### Problem to work on
Format every line of the records below as a numbered list, omitting any blank lines.
━━━━━━━━
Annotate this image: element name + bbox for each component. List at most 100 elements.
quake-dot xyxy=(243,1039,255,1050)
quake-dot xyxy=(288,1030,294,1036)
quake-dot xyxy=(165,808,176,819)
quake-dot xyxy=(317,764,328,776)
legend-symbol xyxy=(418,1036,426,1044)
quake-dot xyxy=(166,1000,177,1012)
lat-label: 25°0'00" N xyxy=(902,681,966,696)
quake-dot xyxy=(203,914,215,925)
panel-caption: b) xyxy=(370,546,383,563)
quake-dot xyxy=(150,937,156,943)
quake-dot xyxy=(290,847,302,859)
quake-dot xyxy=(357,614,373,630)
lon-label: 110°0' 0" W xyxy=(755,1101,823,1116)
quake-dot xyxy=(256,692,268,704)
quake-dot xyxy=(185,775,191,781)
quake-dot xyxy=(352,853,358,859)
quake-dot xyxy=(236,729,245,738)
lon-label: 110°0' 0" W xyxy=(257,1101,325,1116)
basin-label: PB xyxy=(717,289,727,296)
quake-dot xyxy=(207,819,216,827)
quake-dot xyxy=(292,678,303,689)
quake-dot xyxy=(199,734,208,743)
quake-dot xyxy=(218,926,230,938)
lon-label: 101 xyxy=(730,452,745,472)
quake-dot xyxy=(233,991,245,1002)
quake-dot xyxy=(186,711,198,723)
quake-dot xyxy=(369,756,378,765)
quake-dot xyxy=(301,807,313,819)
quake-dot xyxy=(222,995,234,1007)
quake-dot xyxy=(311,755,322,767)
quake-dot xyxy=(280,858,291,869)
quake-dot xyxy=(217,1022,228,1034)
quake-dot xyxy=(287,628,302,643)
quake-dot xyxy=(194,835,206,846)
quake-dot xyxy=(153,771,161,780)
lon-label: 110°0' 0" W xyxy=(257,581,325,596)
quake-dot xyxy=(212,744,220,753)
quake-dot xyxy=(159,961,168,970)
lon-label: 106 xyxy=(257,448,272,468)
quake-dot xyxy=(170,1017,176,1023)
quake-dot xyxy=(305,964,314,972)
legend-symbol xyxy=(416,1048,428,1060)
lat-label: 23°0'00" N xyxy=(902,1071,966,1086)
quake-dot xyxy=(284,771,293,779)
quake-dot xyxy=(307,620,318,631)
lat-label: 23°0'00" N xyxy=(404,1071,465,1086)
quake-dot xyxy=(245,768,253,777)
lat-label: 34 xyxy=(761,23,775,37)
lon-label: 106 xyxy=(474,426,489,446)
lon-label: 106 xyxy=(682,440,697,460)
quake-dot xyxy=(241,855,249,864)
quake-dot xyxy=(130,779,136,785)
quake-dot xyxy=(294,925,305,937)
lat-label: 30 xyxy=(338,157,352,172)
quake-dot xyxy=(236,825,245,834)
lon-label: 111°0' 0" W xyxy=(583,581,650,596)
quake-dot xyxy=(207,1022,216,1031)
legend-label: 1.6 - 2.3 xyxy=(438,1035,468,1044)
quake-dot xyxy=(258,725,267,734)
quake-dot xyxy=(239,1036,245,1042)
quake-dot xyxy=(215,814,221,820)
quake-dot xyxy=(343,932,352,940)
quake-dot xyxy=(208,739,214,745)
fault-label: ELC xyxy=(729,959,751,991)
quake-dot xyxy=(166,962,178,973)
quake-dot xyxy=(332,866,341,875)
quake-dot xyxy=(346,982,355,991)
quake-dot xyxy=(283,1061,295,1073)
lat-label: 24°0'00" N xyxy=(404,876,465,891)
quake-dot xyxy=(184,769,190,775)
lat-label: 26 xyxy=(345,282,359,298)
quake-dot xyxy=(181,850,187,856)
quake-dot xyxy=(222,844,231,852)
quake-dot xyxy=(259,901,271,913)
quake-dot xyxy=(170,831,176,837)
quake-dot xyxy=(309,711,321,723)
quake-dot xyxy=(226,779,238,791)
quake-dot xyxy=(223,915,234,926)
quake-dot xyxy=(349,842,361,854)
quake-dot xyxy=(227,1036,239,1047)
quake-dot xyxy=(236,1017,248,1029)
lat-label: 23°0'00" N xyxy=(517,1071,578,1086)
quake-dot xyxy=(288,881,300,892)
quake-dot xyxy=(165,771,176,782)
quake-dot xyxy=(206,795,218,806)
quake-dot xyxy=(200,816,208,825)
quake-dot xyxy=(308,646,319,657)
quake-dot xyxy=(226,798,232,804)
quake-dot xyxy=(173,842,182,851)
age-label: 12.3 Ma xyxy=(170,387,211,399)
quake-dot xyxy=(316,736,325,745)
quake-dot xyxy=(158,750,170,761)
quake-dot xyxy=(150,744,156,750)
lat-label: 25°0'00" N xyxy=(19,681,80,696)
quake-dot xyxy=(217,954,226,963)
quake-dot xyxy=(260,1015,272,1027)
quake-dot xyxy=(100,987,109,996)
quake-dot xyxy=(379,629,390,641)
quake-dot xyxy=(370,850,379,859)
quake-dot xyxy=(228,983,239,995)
━━━━━━━━
### Task answer
1. Annotate this image: element name + bbox for each component. List at most 100 elements.
2. quake-dot xyxy=(243,1039,255,1050)
3. quake-dot xyxy=(288,1030,294,1036)
4. quake-dot xyxy=(165,808,176,819)
5. quake-dot xyxy=(317,764,328,776)
6. legend-symbol xyxy=(418,1036,426,1044)
7. quake-dot xyxy=(166,1000,177,1012)
8. lat-label: 25°0'00" N xyxy=(902,681,966,696)
9. quake-dot xyxy=(203,914,215,925)
10. panel-caption: b) xyxy=(370,546,383,563)
11. quake-dot xyxy=(150,937,156,943)
12. quake-dot xyxy=(290,847,302,859)
13. quake-dot xyxy=(357,614,373,630)
14. lon-label: 110°0' 0" W xyxy=(755,1101,823,1116)
15. quake-dot xyxy=(256,692,268,704)
16. quake-dot xyxy=(185,775,191,781)
17. quake-dot xyxy=(352,853,358,859)
18. quake-dot xyxy=(236,729,245,738)
19. lon-label: 110°0' 0" W xyxy=(257,1101,325,1116)
20. basin-label: PB xyxy=(717,289,727,296)
21. quake-dot xyxy=(207,819,216,827)
22. quake-dot xyxy=(292,678,303,689)
23. quake-dot xyxy=(199,734,208,743)
24. quake-dot xyxy=(218,926,230,938)
25. lon-label: 101 xyxy=(730,452,745,472)
26. quake-dot xyxy=(233,991,245,1002)
27. quake-dot xyxy=(186,711,198,723)
28. quake-dot xyxy=(369,756,378,765)
29. quake-dot xyxy=(301,807,313,819)
30. quake-dot xyxy=(222,995,234,1007)
31. quake-dot xyxy=(311,755,322,767)
32. quake-dot xyxy=(280,858,291,869)
33. quake-dot xyxy=(217,1022,228,1034)
34. quake-dot xyxy=(287,628,302,643)
35. quake-dot xyxy=(194,835,206,846)
36. quake-dot xyxy=(153,771,161,780)
37. lon-label: 110°0' 0" W xyxy=(257,581,325,596)
38. quake-dot xyxy=(212,744,220,753)
39. quake-dot xyxy=(159,961,168,970)
40. lon-label: 106 xyxy=(257,448,272,468)
41. quake-dot xyxy=(170,1017,176,1023)
42. quake-dot xyxy=(305,964,314,972)
43. legend-symbol xyxy=(416,1048,428,1060)
44. lat-label: 23°0'00" N xyxy=(902,1071,966,1086)
45. quake-dot xyxy=(284,771,293,779)
46. quake-dot xyxy=(307,620,318,631)
47. lat-label: 23°0'00" N xyxy=(404,1071,465,1086)
48. quake-dot xyxy=(245,768,253,777)
49. lat-label: 34 xyxy=(761,23,775,37)
50. lon-label: 106 xyxy=(474,426,489,446)
51. lon-label: 106 xyxy=(682,440,697,460)
52. quake-dot xyxy=(241,855,249,864)
53. quake-dot xyxy=(130,779,136,785)
54. quake-dot xyxy=(294,925,305,937)
55. lat-label: 30 xyxy=(338,157,352,172)
56. quake-dot xyxy=(236,825,245,834)
57. lon-label: 111°0' 0" W xyxy=(583,581,650,596)
58. quake-dot xyxy=(207,1022,216,1031)
59. legend-label: 1.6 - 2.3 xyxy=(438,1035,468,1044)
60. quake-dot xyxy=(258,725,267,734)
61. quake-dot xyxy=(239,1036,245,1042)
62. quake-dot xyxy=(215,814,221,820)
63. quake-dot xyxy=(343,932,352,940)
64. quake-dot xyxy=(208,739,214,745)
65. fault-label: ELC xyxy=(729,959,751,991)
66. quake-dot xyxy=(166,962,178,973)
67. quake-dot xyxy=(332,866,341,875)
68. quake-dot xyxy=(346,982,355,991)
69. quake-dot xyxy=(283,1061,295,1073)
70. lat-label: 24°0'00" N xyxy=(404,876,465,891)
71. quake-dot xyxy=(184,769,190,775)
72. lat-label: 26 xyxy=(345,282,359,298)
73. quake-dot xyxy=(181,850,187,856)
74. quake-dot xyxy=(222,844,231,852)
75. quake-dot xyxy=(259,901,271,913)
76. quake-dot xyxy=(170,831,176,837)
77. quake-dot xyxy=(309,711,321,723)
78. quake-dot xyxy=(226,779,238,791)
79. quake-dot xyxy=(223,915,234,926)
80. quake-dot xyxy=(349,842,361,854)
81. quake-dot xyxy=(227,1036,239,1047)
82. quake-dot xyxy=(236,1017,248,1029)
83. lat-label: 23°0'00" N xyxy=(517,1071,578,1086)
84. quake-dot xyxy=(288,881,300,892)
85. quake-dot xyxy=(165,771,176,782)
86. quake-dot xyxy=(206,795,218,806)
87. quake-dot xyxy=(200,816,208,825)
88. quake-dot xyxy=(308,646,319,657)
89. quake-dot xyxy=(226,798,232,804)
90. quake-dot xyxy=(173,842,182,851)
91. age-label: 12.3 Ma xyxy=(170,387,211,399)
92. quake-dot xyxy=(316,736,325,745)
93. quake-dot xyxy=(158,750,170,761)
94. quake-dot xyxy=(150,744,156,750)
95. lat-label: 25°0'00" N xyxy=(19,681,80,696)
96. quake-dot xyxy=(217,954,226,963)
97. quake-dot xyxy=(260,1015,272,1027)
98. quake-dot xyxy=(100,987,109,996)
99. quake-dot xyxy=(379,629,390,641)
100. quake-dot xyxy=(370,850,379,859)
101. quake-dot xyxy=(228,983,239,995)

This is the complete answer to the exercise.